[Begin DATA FOR PROCESSING]
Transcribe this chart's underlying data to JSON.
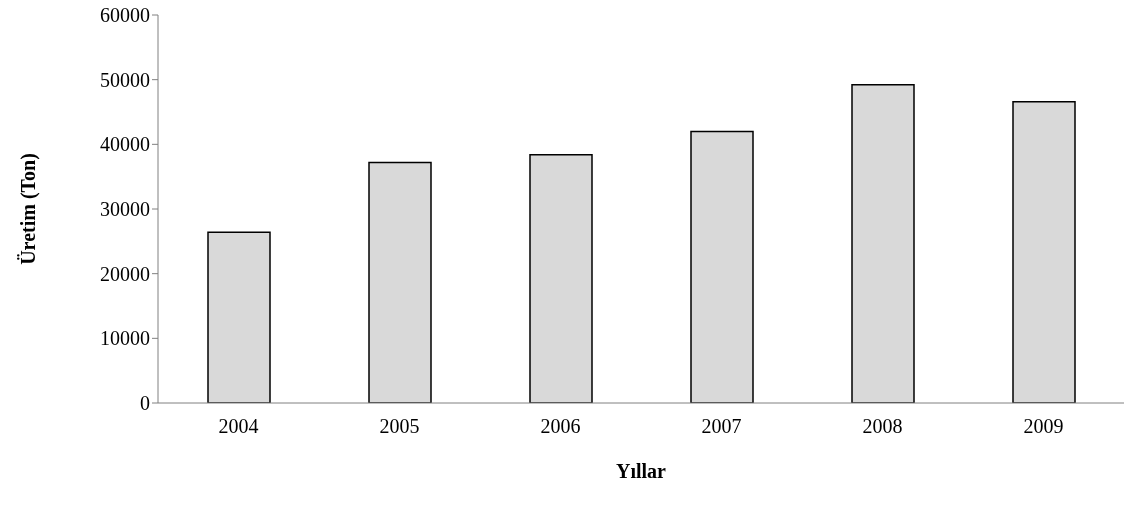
{
  "chart_data": {
    "type": "bar",
    "xlabel": "Yıllar",
    "ylabel": "Üretim (Ton)",
    "categories": [
      "2004",
      "2005",
      "2006",
      "2007",
      "2008",
      "2009"
    ],
    "values": [
      26400,
      37200,
      38400,
      42000,
      49200,
      46600
    ],
    "color": "#d9d9d9",
    "ylim": [
      0,
      60000
    ],
    "yticks": [
      0,
      10000,
      20000,
      30000,
      40000,
      50000,
      60000
    ],
    "grid": false,
    "legend": false
  }
}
[End DATA FOR PROCESSING]
INSTRUCTION :: Quote the records above exactly, leaving out any pictures.

RESPONSE ::
Transcribe this chart's underlying data to JSON.
{
  "chart_data": {
    "type": "bar",
    "xlabel": "Yıllar",
    "ylabel": "Üretim (Ton)",
    "categories": [
      "2004",
      "2005",
      "2006",
      "2007",
      "2008",
      "2009"
    ],
    "values": [
      26400,
      37200,
      38400,
      42000,
      49200,
      46600
    ],
    "color": "#d9d9d9",
    "ylim": [
      0,
      60000
    ],
    "yticks": [
      0,
      10000,
      20000,
      30000,
      40000,
      50000,
      60000
    ],
    "grid": false,
    "legend": false
  }
}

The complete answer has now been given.